→ **EXERCISE**: Report how many lines include the word "được", and nothing besides that number.

→ **GIVEN RECORDS**:

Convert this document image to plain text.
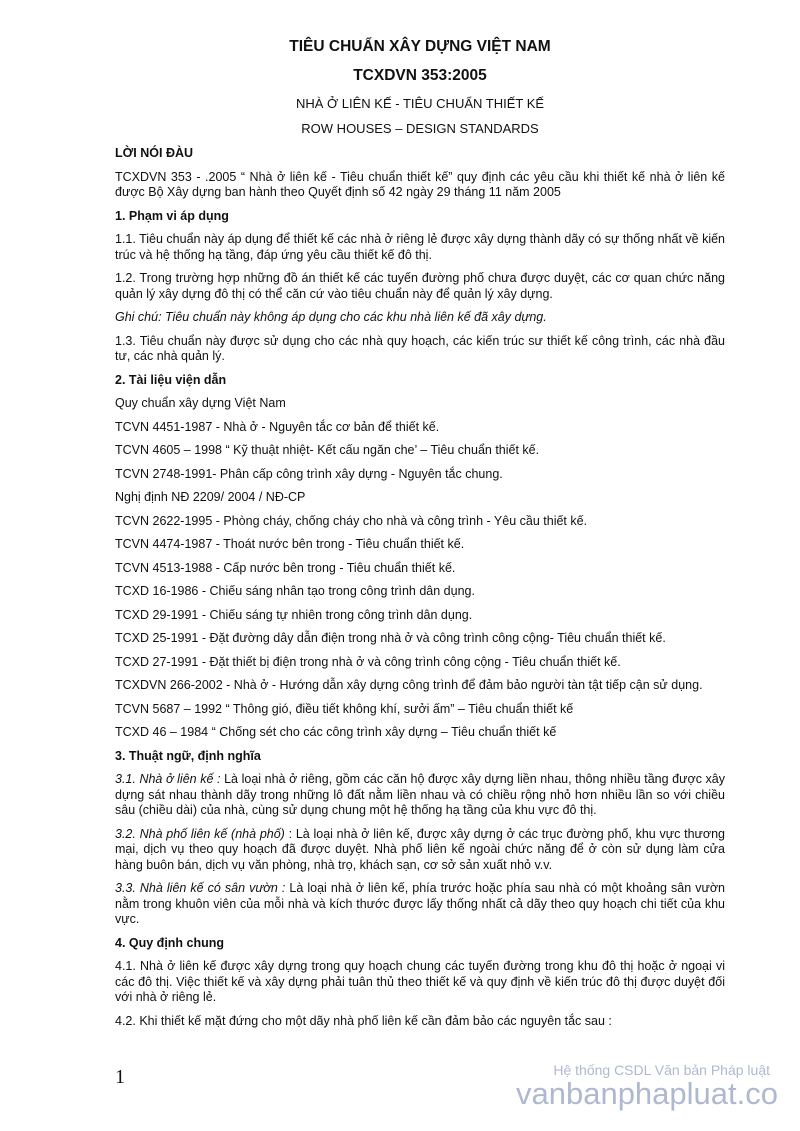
TIÊU CHUẨN XÂY DỰNG VIỆT NAM
TCXDVN 353:2005
NHÀ Ở LIÊN KẾ - TIÊU CHUẨN THIẾT KẾ
ROW HOUSES – DESIGN STANDARDS
LỜI NÓI ĐÀU

TCXDVN 353 - .2005 “ Nhà ở liên kế - Tiêu chuẩn thiết kế” quy định các yêu cầu khi thiết kế nhà ở liên kế được Bộ Xây dựng ban hành theo Quyết định số 42 ngày 29 tháng 11 năm 2005

1. Phạm vi áp dụng

1.1. Tiêu chuẩn này áp dụng để thiết kế các nhà ở riêng lẻ được xây dựng thành dãy có sự thống nhất về kiến trúc và hệ thống hạ tầng, đáp ứng yêu cầu thiết kế đô thị.

1.2. Trong trường hợp những đồ án thiết kế các tuyến đường phố chưa được duyệt, các cơ quan chức năng quản lý xây dựng đô thị có thể căn cứ vào tiêu chuẩn này để quản lý xây dựng.

Ghi chú: Tiêu chuẩn này không áp dụng cho các khu nhà liên kế đã xây dựng.

1.3. Tiêu chuẩn này được sử dụng cho các nhà quy hoạch, các kiến trúc sư thiết kế công trình, các nhà đầu tư, các nhà quản lý.

2. Tài liệu viện dẫn

Quy chuẩn xây dựng Việt Nam

TCVN 4451-1987 - Nhà ở - Nguyên tắc cơ bản để thiết kế.

TCVN 4605 – 1998 “ Kỹ thuật nhiệt- Kết cấu ngăn che’ – Tiêu chuẩn thiết kế.

TCVN 2748-1991- Phân cấp công trình xây dựng - Nguyên tắc chung.

Nghị định NĐ 2209/ 2004 / NĐ-CP

TCVN 2622-1995 - Phòng cháy, chống cháy cho nhà và công trình - Yêu cầu thiết kế.

TCVN 4474-1987 - Thoát nước bên trong - Tiêu chuẩn thiết kế.

TCVN 4513-1988 - Cấp nước bên trong - Tiêu chuẩn thiết kế.

TCXD 16-1986 - Chiếu sáng nhân tạo trong công trình dân dụng.

TCXD 29-1991 - Chiếu sáng tự nhiên trong công trình dân dụng.

TCXD 25-1991 - Đặt đường dây dẫn điện trong nhà ở và công trình công cộng- Tiêu chuẩn thiết kế.

TCXD 27-1991 - Đặt thiết bị điện trong nhà ở và công trình công cộng - Tiêu chuẩn thiết kế.

TCXDVN 266-2002 - Nhà ở - Hướng dẫn xây dựng công trình để đảm bảo người tàn tật tiếp cận sử dụng.

TCVN 5687 – 1992 “ Thông gió, điều tiết không khí, sưởi ấm” – Tiêu chuẩn thiết kế

TCXD 46 – 1984 “ Chống sét cho các công trình xây dựng – Tiêu chuẩn thiết kế

3. Thuật ngữ, định nghĩa

3.1. Nhà ở liên kế : Là loại nhà ở riêng, gồm các căn hộ được xây dựng liền nhau, thông nhiều tầng được xây dựng sát nhau thành dãy trong những lô đất nằm liền nhau và có chiều rộng nhỏ hơn nhiều lần so với chiều sâu (chiều dài) của nhà, cùng sử dụng chung một hệ thống hạ tầng của khu vực đô thị.

3.2. Nhà phố liên kế (nhà phố) : Là loại nhà ở liên kế, được xây dựng ở các trục đường phố, khu vực thương mại, dịch vụ theo quy hoạch đã được duyệt. Nhà phố liên kế ngoài chức năng để ở còn sử dụng làm cửa hàng buôn bán, dịch vụ văn phòng, nhà trọ, khách sạn, cơ sở sản xuất nhỏ v.v.

3.3. Nhà liên kế có sân vườn : Là loại nhà ở liên kế, phía trước hoặc phía sau nhà có một khoảng sân vườn nằm trong khuôn viên của mỗi nhà và kích thước được lấy thống nhất cả dãy theo quy hoạch chi tiết của khu vực.

4. Quy định chung

4.1. Nhà ở liên kế được xây dựng trong quy hoạch chung các tuyến đường trong khu đô thị hoặc ở ngoại vi các đô thị. Việc thiết kế và xây dựng phải tuân thủ theo thiết kế và quy định về kiến trúc đô thị được duyệt đối với nhà ở riêng lẻ.

4.2. Khi thiết kế mặt đứng cho một dãy nhà phố liên kế cần đảm bảo các nguyên tắc sau :

1	Hệ thống CSDL Văn bản Pháp luật
vanbanphapluat.co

→ **TASK OUTPUT**: 8